## Document text:
The warm wave coming this week will shift weeds into overdrive. Get to work!

* Weed, weed, weed! Whack them before they flower.

* Mulch around plants to conserve moisture and control weeds.

* Smell orange blossoms? Feed citrus trees with a low dose of balanced fertilizer (such as 10-10-10) during bloom to help set fruit. Keep an eye out for ants.

* Apply slow-release fertilizer to the lawn.

* Thoroughly clean debris from the bottom of outdoor ponds or fountains.

* Spring brings a flush of rapid growth, and that means your garden is really hungry. Feed shrubs and trees with a slow-release fertilizer. Or mulch with a 1-inch layer of compost.

* Azaleas and camellias looking a little yellow? If leaves are turning yellow between the veins, give them a boost with chelated iron.

* Trim dead flowers but not leaves from spring-flowering bulbs such as daffodils and tulips. Those leaves gather energy to create next year's flowers. Also, give the bulbs a fertilizer boost after bloom.

* Pinch chrysanthemums back to 12 inches for fall flowers. Cut old stems to the ground.

* From seed, plant beans, beets, cantaloupes, carrots, corn, cucumbers, melons, radishes and squash. Plant onion sets.

* In the flower garden, plant seeds for asters, cosmos, celosia, marigolds, salvia, sunflowers and zinnias. Transplant petunias, zinnias, geraniums and other summer bloomers.

* Plant perennials and dahlia tubers for summer bloom. April is about the last chance to plant summer bulbs, such as gladiolus and tuberous begonias.

* Transplant lettuce and cabbage seedlings.

## Problem description:
In the spring gardening checklist, what should be given to azaleas and camellias whose leaves are turning yellow between the veins? The items that follow are not needed for this exercise.

## Entries:
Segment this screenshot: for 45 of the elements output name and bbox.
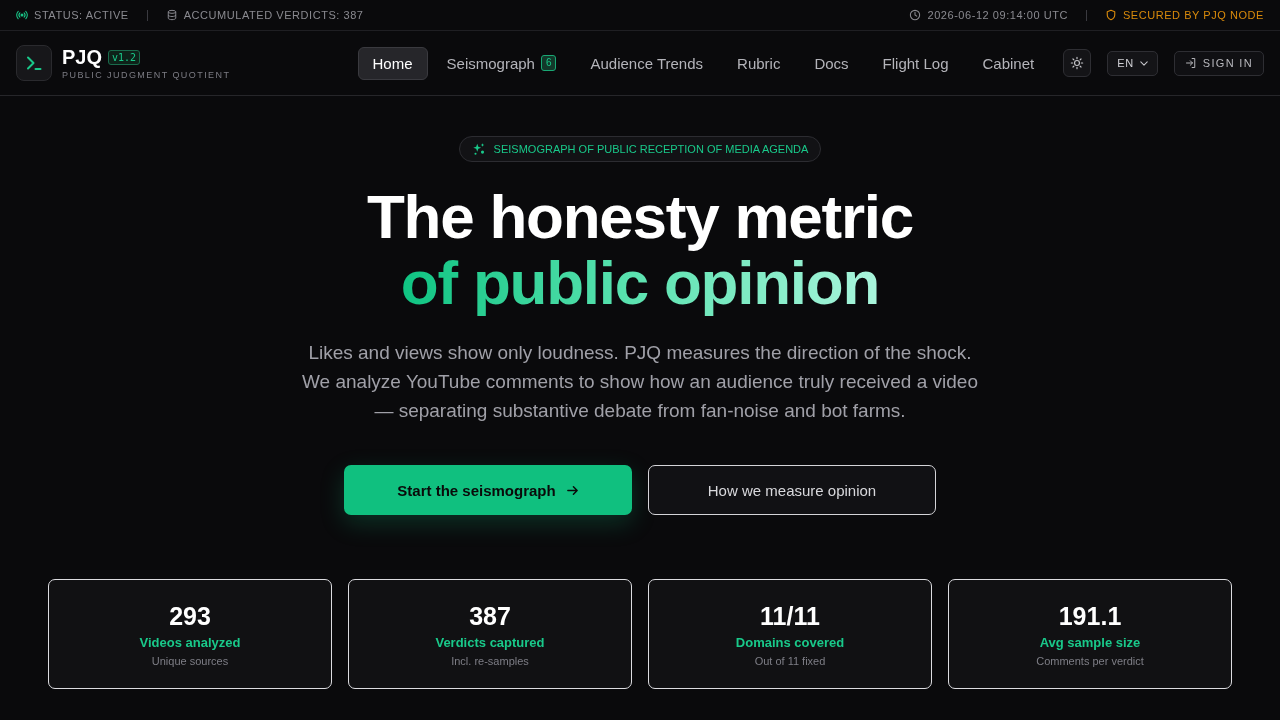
security-text: SECURED BY PJQ NODE [1122,9,1264,21]
stat-note: Incl. re-samples [451,653,529,668]
stat-value: 11/11 [760,600,820,631]
nav-link[interactable]: Audience Trends [575,46,719,80]
timestamp-text: 2026-06-12 09:14:00 UTC [927,9,1068,21]
sun-icon [1070,56,1085,70]
brand-tagline: PUBLIC JUDGMENT QUOTIENT [62,70,231,80]
stat-label: Domains covered [735,634,845,651]
stat-label: Verdicts captured [435,634,545,651]
nav-link[interactable]: Seismograph 6 [431,46,572,80]
sign-in-icon [1184,57,1197,69]
start-button[interactable]: Start the seismograph [344,465,632,515]
sign-in-button[interactable]: SIGN IN [1173,50,1264,76]
nav-link[interactable]: Flight Log [867,46,964,80]
nav-link[interactable]: Docs [799,46,864,80]
clock-icon [909,9,922,21]
hero-title: The honesty metric [366,184,914,250]
nav-link[interactable]: Rubric [722,46,796,80]
language-dropdown[interactable]: EN [1107,50,1158,76]
learn-more-button[interactable]: How we measure opinion [648,465,936,515]
stat-label: Videos analyzed [139,634,241,651]
verdicts-count-text: ACCUMULATED VERDICTS: 387 [183,9,364,21]
stat-label: Avg sample size [1039,634,1141,651]
arrow-right-icon [565,483,579,497]
tagline-text: SEISMOGRAPH OF PUBLIC RECEPTION OF MEDIA AGENDA [493,143,809,155]
broadcast-icon [16,9,28,21]
stat-value: 191.1 [1058,600,1122,631]
stat-value: 293 [169,600,211,631]
hero-description: Likes and views show only loudness. PJQ measures the direction of the shock. We analyze YouTube comments to show how an audience truly received a video — separating substantive debate from fan-noise and bot farms. [301,341,979,423]
stat-note: Out of 11 fixed [754,653,826,668]
status-text: STATUS: ACTIVE [34,9,129,21]
terminal-icon [16,45,52,81]
brand-name: PJQ [62,46,103,68]
stat-note: Unique sources [151,653,229,668]
stat-note: Comments per verdict [1036,653,1144,668]
database-icon [165,9,178,21]
nav-link[interactable]: Home [357,46,428,80]
nav-link[interactable]: Cabinet [967,46,1050,80]
sparkle-icon [471,142,486,156]
chevron-down-icon [1139,60,1148,66]
version-badge: v1.2 [108,49,141,65]
count-badge: 6 [540,55,557,71]
theme-toggle-button[interactable] [1063,49,1092,77]
stat-value: 387 [469,600,511,631]
shield-icon [1104,9,1117,21]
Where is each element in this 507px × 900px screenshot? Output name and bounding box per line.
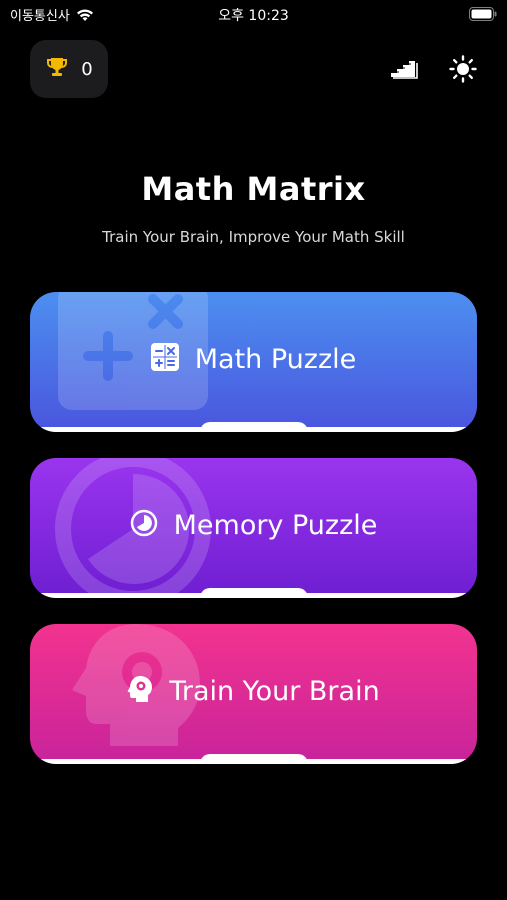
calculator-icon [150,343,179,375]
train-your-brain-label: Train Your Brain [169,675,380,707]
trophy-score-button[interactable]: 0 [30,40,108,98]
card-bottom-tab [200,422,308,432]
card-bottom-tab [200,588,308,598]
app-title: Math Matrix [141,170,366,208]
battery-icon [469,6,497,21]
memory-puzzle-button[interactable]: Memory Puzzle [30,458,477,598]
trophy-count: 0 [81,58,93,80]
math-puzzle-button[interactable]: Math Puzzle [30,292,477,432]
memory-puzzle-label: Memory Puzzle [173,509,378,541]
status-time: 오후 10:23 [218,8,289,24]
trophy-icon [45,55,69,83]
status-bar: 이동통신사 오후 10:23 [0,0,507,28]
math-puzzle-label: Math Puzzle [194,343,357,375]
sun-icon[interactable] [448,54,478,84]
card-bottom-tab [200,754,308,764]
brain-head-icon [127,675,153,707]
train-your-brain-button[interactable]: Train Your Brain [30,624,477,764]
stairs-icon[interactable] [389,54,419,84]
pie-timer-icon [130,509,158,541]
app-subtitle: Train Your Brain, Improve Your Math Skil… [102,228,405,246]
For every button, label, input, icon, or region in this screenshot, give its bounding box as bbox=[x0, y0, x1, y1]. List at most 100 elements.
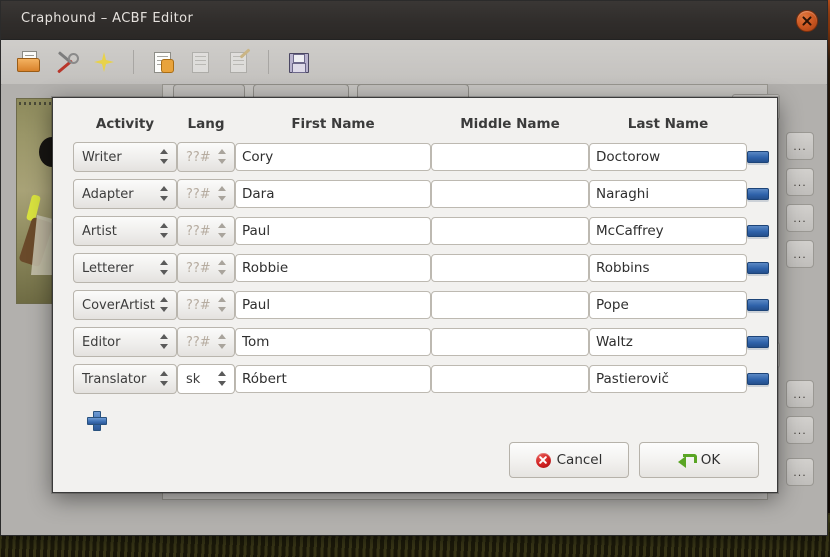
browse-button-1[interactable]: ... bbox=[786, 132, 814, 160]
table-row: Writer ??# bbox=[73, 142, 769, 179]
lang-select[interactable]: ??# bbox=[177, 216, 235, 246]
activity-select[interactable]: Artist bbox=[73, 216, 177, 246]
last-name-input[interactable] bbox=[589, 291, 747, 319]
chevron-updown-icon[interactable] bbox=[218, 223, 227, 241]
middle-name-input[interactable] bbox=[431, 143, 589, 171]
cell-middle-name bbox=[431, 253, 589, 290]
first-name-input[interactable] bbox=[235, 291, 431, 319]
first-name-input[interactable] bbox=[235, 143, 431, 171]
activity-select-value: Translator bbox=[82, 371, 147, 387]
last-name-input[interactable] bbox=[589, 365, 747, 393]
activity-select[interactable]: Letterer bbox=[73, 253, 177, 283]
browse-button-6[interactable]: ... bbox=[786, 416, 814, 444]
activity-select[interactable]: Translator bbox=[73, 364, 177, 394]
table-row: Adapter ??# bbox=[73, 179, 769, 216]
main-toolbar bbox=[1, 40, 827, 85]
cell-activity: Letterer bbox=[73, 253, 177, 290]
tools-icon[interactable] bbox=[51, 47, 81, 77]
browse-button-7[interactable]: ... bbox=[786, 458, 814, 486]
browse-button-3[interactable]: ... bbox=[786, 204, 814, 232]
chevron-updown-icon[interactable] bbox=[160, 260, 169, 278]
cell-middle-name bbox=[431, 364, 589, 401]
activity-select[interactable]: Editor bbox=[73, 327, 177, 357]
lang-select[interactable]: ??# bbox=[177, 290, 235, 320]
first-name-input[interactable] bbox=[235, 254, 431, 282]
open-folder-icon[interactable] bbox=[13, 47, 43, 77]
cell-remove bbox=[747, 253, 769, 290]
page-hand-icon[interactable] bbox=[148, 47, 178, 77]
chevron-updown-icon[interactable] bbox=[160, 149, 169, 167]
close-icon[interactable] bbox=[796, 10, 818, 32]
middle-name-input[interactable] bbox=[431, 254, 589, 282]
remove-row-button[interactable] bbox=[747, 151, 769, 163]
last-name-input[interactable] bbox=[589, 328, 747, 356]
first-name-input[interactable] bbox=[235, 328, 431, 356]
remove-row-button[interactable] bbox=[747, 188, 769, 200]
chevron-updown-icon[interactable] bbox=[218, 334, 227, 352]
cell-last-name bbox=[589, 327, 747, 364]
activity-select[interactable]: CoverArtist bbox=[73, 290, 177, 320]
ok-button[interactable]: OK bbox=[639, 442, 759, 478]
cell-first-name bbox=[235, 179, 431, 216]
chevron-updown-icon[interactable] bbox=[160, 334, 169, 352]
floppy-save-icon[interactable] bbox=[283, 47, 313, 77]
lang-select[interactable]: ??# bbox=[177, 142, 235, 172]
cell-activity: Writer bbox=[73, 142, 177, 179]
activity-select-value: Writer bbox=[82, 149, 122, 165]
middle-name-input[interactable] bbox=[431, 328, 589, 356]
middle-name-input[interactable] bbox=[431, 180, 589, 208]
authors-dialog: Activity Lang First Name Middle Name Las… bbox=[52, 97, 778, 493]
cell-remove bbox=[747, 142, 769, 179]
last-name-input[interactable] bbox=[589, 217, 747, 245]
chevron-updown-icon[interactable] bbox=[218, 149, 227, 167]
middle-name-input[interactable] bbox=[431, 291, 589, 319]
star-icon[interactable] bbox=[89, 47, 119, 77]
activity-select[interactable]: Writer bbox=[73, 142, 177, 172]
browse-button-5[interactable]: ... bbox=[786, 380, 814, 408]
cell-middle-name bbox=[431, 179, 589, 216]
cell-middle-name bbox=[431, 327, 589, 364]
chevron-updown-icon[interactable] bbox=[218, 260, 227, 278]
first-name-input[interactable] bbox=[235, 365, 431, 393]
chevron-updown-icon[interactable] bbox=[218, 186, 227, 204]
activity-select-value: Editor bbox=[82, 334, 121, 350]
first-name-input[interactable] bbox=[235, 217, 431, 245]
remove-row-button[interactable] bbox=[747, 336, 769, 348]
chevron-updown-icon[interactable] bbox=[218, 371, 227, 389]
remove-row-button[interactable] bbox=[747, 225, 769, 237]
lang-select[interactable]: ??# bbox=[177, 253, 235, 283]
ok-button-label: OK bbox=[700, 452, 721, 468]
column-header-middle-name: Middle Name bbox=[460, 116, 560, 132]
cell-first-name bbox=[235, 253, 431, 290]
cell-first-name bbox=[235, 216, 431, 253]
cell-activity: CoverArtist bbox=[73, 290, 177, 327]
lang-select-value: ??# bbox=[186, 223, 211, 239]
browse-button-4[interactable]: ... bbox=[786, 240, 814, 268]
lang-select[interactable]: ??# bbox=[177, 179, 235, 209]
chevron-updown-icon[interactable] bbox=[160, 371, 169, 389]
last-name-input[interactable] bbox=[589, 254, 747, 282]
browse-button-2[interactable]: ... bbox=[786, 168, 814, 196]
cancel-button[interactable]: Cancel bbox=[509, 442, 629, 478]
chevron-updown-icon[interactable] bbox=[218, 297, 227, 315]
cell-last-name bbox=[589, 142, 747, 179]
chevron-updown-icon[interactable] bbox=[160, 223, 169, 241]
chevron-updown-icon[interactable] bbox=[160, 297, 169, 315]
last-name-input[interactable] bbox=[589, 180, 747, 208]
cell-first-name bbox=[235, 364, 431, 401]
lang-select[interactable]: ??# bbox=[177, 327, 235, 357]
remove-row-button[interactable] bbox=[747, 373, 769, 385]
cell-activity: Artist bbox=[73, 216, 177, 253]
middle-name-input[interactable] bbox=[431, 365, 589, 393]
last-name-input[interactable] bbox=[589, 143, 747, 171]
cell-last-name bbox=[589, 216, 747, 253]
chevron-updown-icon[interactable] bbox=[160, 186, 169, 204]
cell-first-name bbox=[235, 290, 431, 327]
first-name-input[interactable] bbox=[235, 180, 431, 208]
remove-row-button[interactable] bbox=[747, 262, 769, 274]
lang-select-value: sk bbox=[186, 371, 201, 387]
middle-name-input[interactable] bbox=[431, 217, 589, 245]
lang-select[interactable]: sk bbox=[177, 364, 235, 394]
activity-select[interactable]: Adapter bbox=[73, 179, 177, 209]
remove-row-button[interactable] bbox=[747, 299, 769, 311]
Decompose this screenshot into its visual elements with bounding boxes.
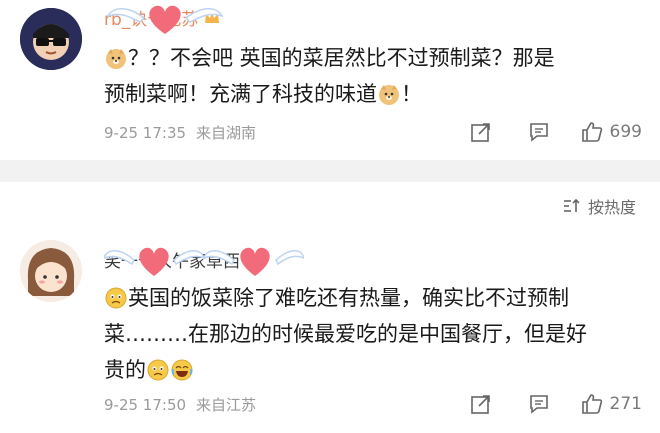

## Completed exercise:
Chelated iron.